- Records for the task
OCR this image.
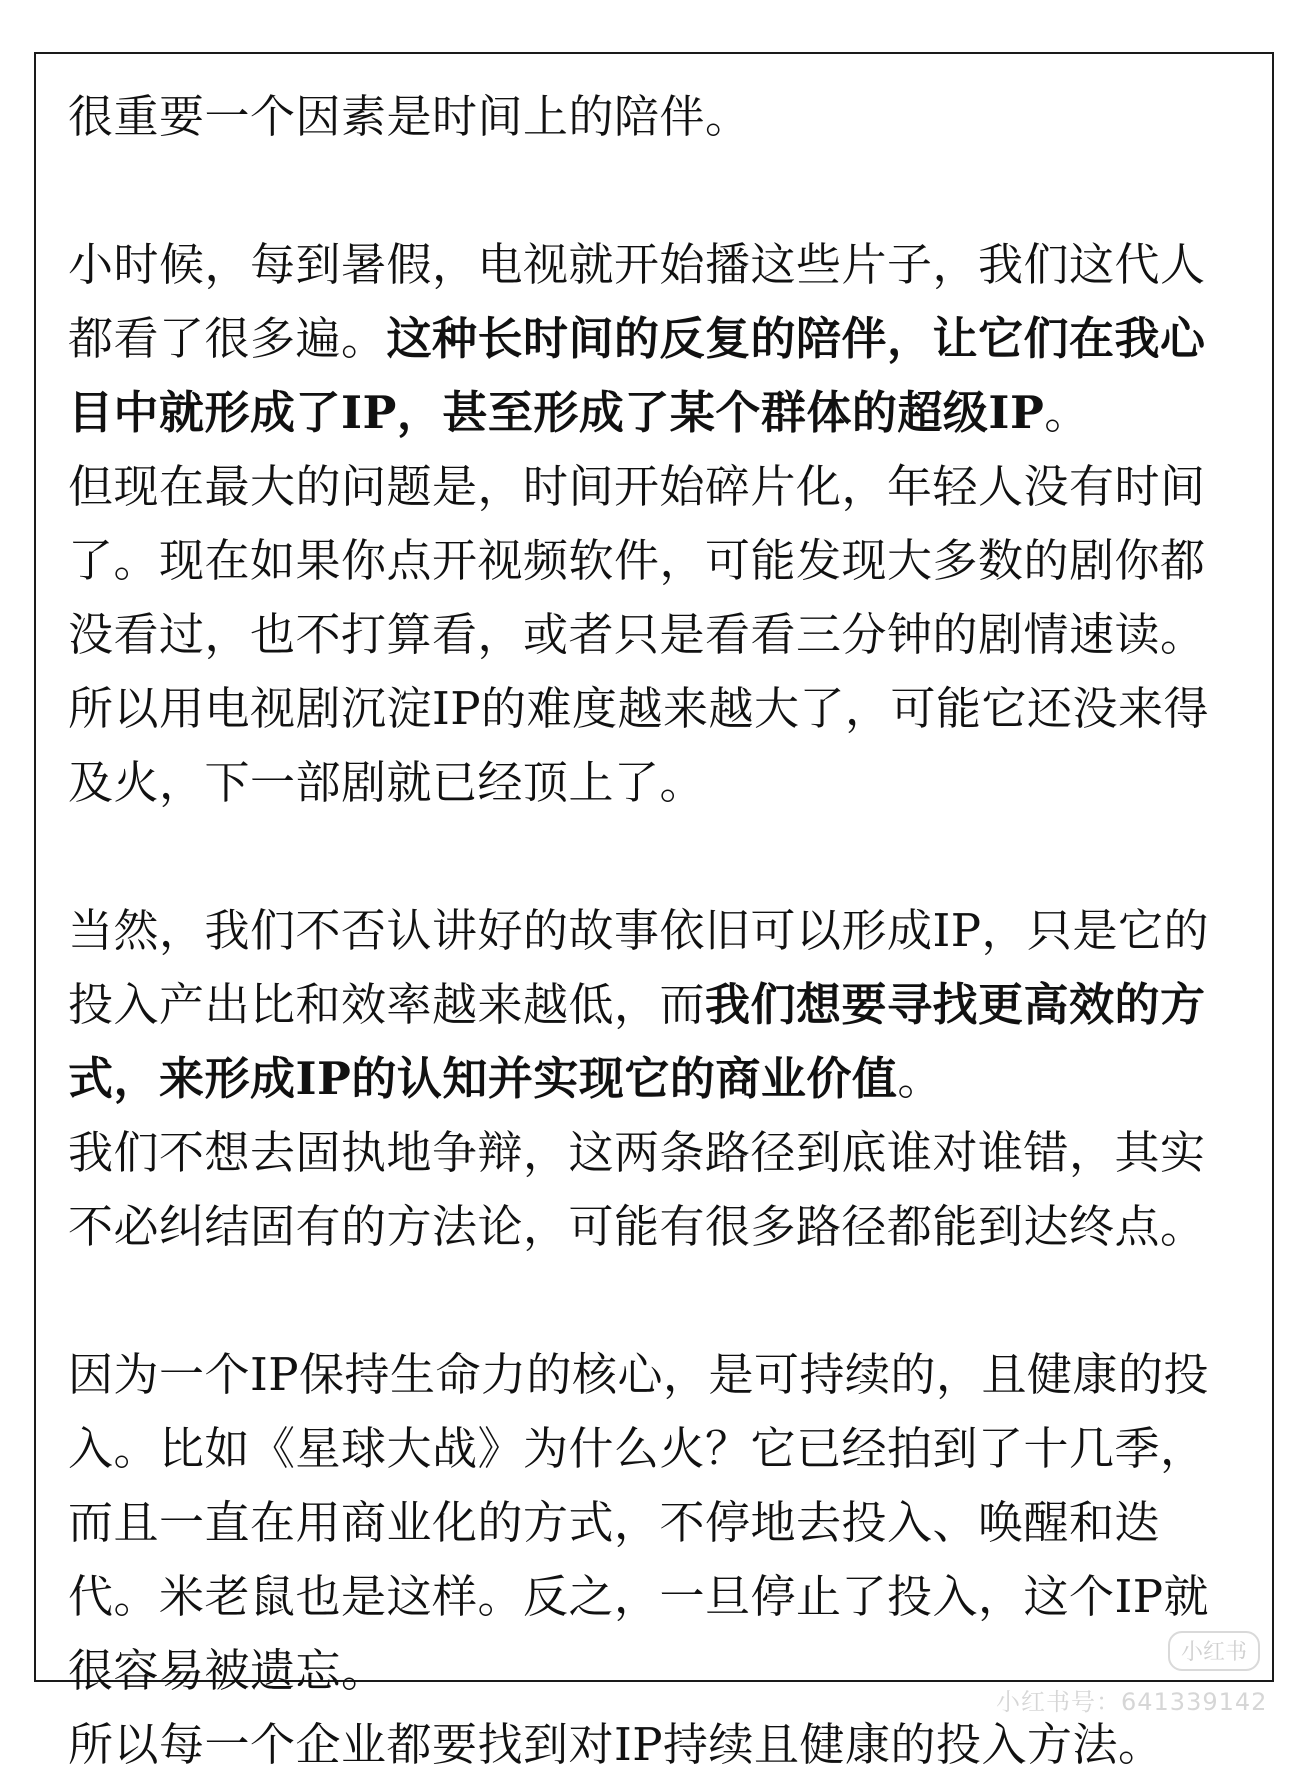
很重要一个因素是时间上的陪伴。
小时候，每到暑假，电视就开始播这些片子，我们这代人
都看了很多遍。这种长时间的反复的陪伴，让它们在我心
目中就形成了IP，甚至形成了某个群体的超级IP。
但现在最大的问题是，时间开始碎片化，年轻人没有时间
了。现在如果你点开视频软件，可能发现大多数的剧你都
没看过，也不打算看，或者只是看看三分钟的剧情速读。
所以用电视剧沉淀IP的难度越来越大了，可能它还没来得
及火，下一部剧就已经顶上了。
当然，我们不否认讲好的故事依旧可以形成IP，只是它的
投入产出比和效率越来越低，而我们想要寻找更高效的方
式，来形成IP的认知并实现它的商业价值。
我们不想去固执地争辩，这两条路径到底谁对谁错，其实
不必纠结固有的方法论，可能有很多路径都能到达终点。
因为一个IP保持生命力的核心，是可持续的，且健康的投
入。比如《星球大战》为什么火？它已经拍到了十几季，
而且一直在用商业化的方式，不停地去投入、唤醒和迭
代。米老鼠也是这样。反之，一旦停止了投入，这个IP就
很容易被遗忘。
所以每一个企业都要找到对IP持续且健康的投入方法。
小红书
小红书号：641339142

- What needs to be done
Set down the material exactly, every line of it, except for the pictures.

- Output for this task
OCR this image.
很重要一个因素是时间上的陪伴。
小时候，每到暑假，电视就开始播这些片子，我们这代人
都看了很多遍。这种长时间的反复的陪伴，让它们在我心
目中就形成了IP，甚至形成了某个群体的超级IP。
但现在最大的问题是，时间开始碎片化，年轻人没有时间
了。现在如果你点开视频软件，可能发现大多数的剧你都
没看过，也不打算看，或者只是看看三分钟的剧情速读。
所以用电视剧沉淀IP的难度越来越大了，可能它还没来得
及火，下一部剧就已经顶上了。
当然，我们不否认讲好的故事依旧可以形成IP，只是它的
投入产出比和效率越来越低，而我们想要寻找更高效的方
式，来形成IP的认知并实现它的商业价值。
我们不想去固执地争辩，这两条路径到底谁对谁错，其实
不必纠结固有的方法论，可能有很多路径都能到达终点。
因为一个IP保持生命力的核心，是可持续的，且健康的投
入。比如《星球大战》为什么火？它已经拍到了十几季，
而且一直在用商业化的方式，不停地去投入、唤醒和迭
代。米老鼠也是这样。反之，一旦停止了投入，这个IP就
很容易被遗忘。
所以每一个企业都要找到对IP持续且健康的投入方法。
小红书
小红书号：641339142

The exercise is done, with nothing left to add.